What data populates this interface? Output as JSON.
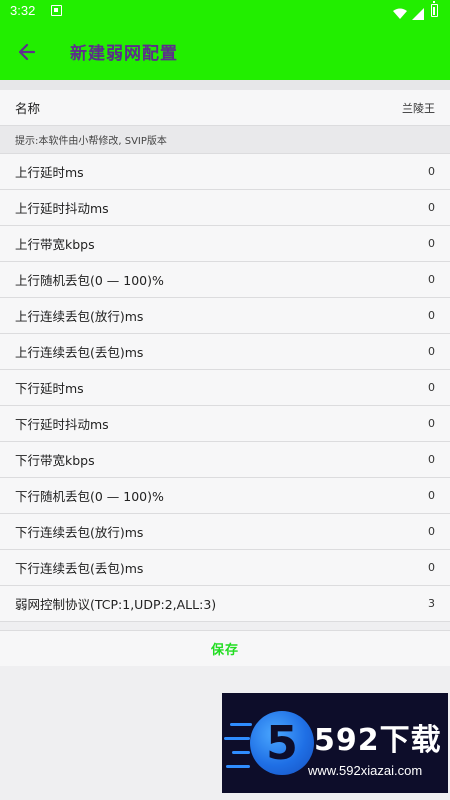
{
  "status_bar": {
    "time": "3:32"
  },
  "app_bar": {
    "title": "新建弱网配置"
  },
  "name_row": {
    "label": "名称",
    "value": "兰陵王"
  },
  "hint": "提示:本软件由小帮修改, SVIP版本",
  "settings": [
    {
      "label": "上行延时ms",
      "value": "0"
    },
    {
      "label": "上行延时抖动ms",
      "value": "0"
    },
    {
      "label": "上行带宽kbps",
      "value": "0"
    },
    {
      "label": "上行随机丢包(0 — 100)%",
      "value": "0"
    },
    {
      "label": "上行连续丢包(放行)ms",
      "value": "0"
    },
    {
      "label": "上行连续丢包(丢包)ms",
      "value": "0"
    },
    {
      "label": "下行延时ms",
      "value": "0"
    },
    {
      "label": "下行延时抖动ms",
      "value": "0"
    },
    {
      "label": "下行带宽kbps",
      "value": "0"
    },
    {
      "label": "下行随机丢包(0 — 100)%",
      "value": "0"
    },
    {
      "label": "下行连续丢包(放行)ms",
      "value": "0"
    },
    {
      "label": "下行连续丢包(丢包)ms",
      "value": "0"
    },
    {
      "label": "弱网控制协议(TCP:1,UDP:2,ALL:3)",
      "value": "3"
    }
  ],
  "save_label": "保存",
  "watermark": {
    "brand": "592下载",
    "url": "www.592xiazai.com",
    "badge": "5"
  },
  "colors": {
    "accent": "#22ee00",
    "title_text": "#5d2d8c",
    "save_text": "#22dd22"
  }
}
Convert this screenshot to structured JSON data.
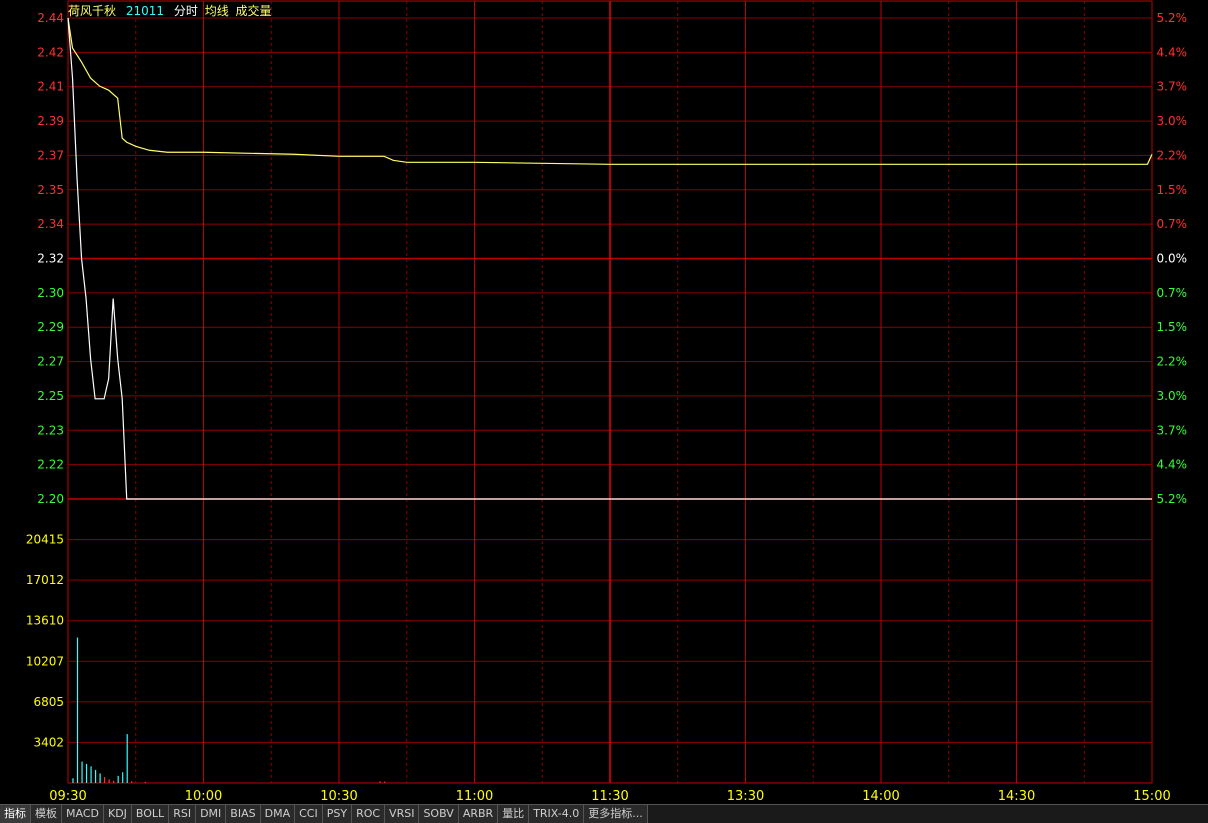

* * * * * * *

**Description of the task**:
Can you repeat every record above exactly, apart from the pictures?

**The result**:
What data populates this interface? Output as JSON.
{
  "status_bar": {
    "time": "3:32"
  },
  "app_bar": {
    "title": "新建弱网配置"
  },
  "name_row": {
    "label": "名称",
    "value": "兰陵王"
  },
  "hint": "提示:本软件由小帮修改, SVIP版本",
  "settings": [
    {
      "label": "上行延时ms",
      "value": "0"
    },
    {
      "label": "上行延时抖动ms",
      "value": "0"
    },
    {
      "label": "上行带宽kbps",
      "value": "0"
    },
    {
      "label": "上行随机丢包(0 — 100)%",
      "value": "0"
    },
    {
      "label": "上行连续丢包(放行)ms",
      "value": "0"
    },
    {
      "label": "上行连续丢包(丢包)ms",
      "value": "0"
    },
    {
      "label": "下行延时ms",
      "value": "0"
    },
    {
      "label": "下行延时抖动ms",
      "value": "0"
    },
    {
      "label": "下行带宽kbps",
      "value": "0"
    },
    {
      "label": "下行随机丢包(0 — 100)%",
      "value": "0"
    },
    {
      "label": "下行连续丢包(放行)ms",
      "value": "0"
    },
    {
      "label": "下行连续丢包(丢包)ms",
      "value": "0"
    },
    {
      "label": "弱网控制协议(TCP:1,UDP:2,ALL:3)",
      "value": "3"
    }
  ],
  "save_label": "保存",
  "watermark": {
    "brand": "592下载",
    "url": "www.592xiazai.com",
    "badge": "5"
  },
  "colors": {
    "accent": "#22ee00",
    "title_text": "#5d2d8c",
    "save_text": "#22dd22"
  }
}
Convert this screenshot to structured JSON data.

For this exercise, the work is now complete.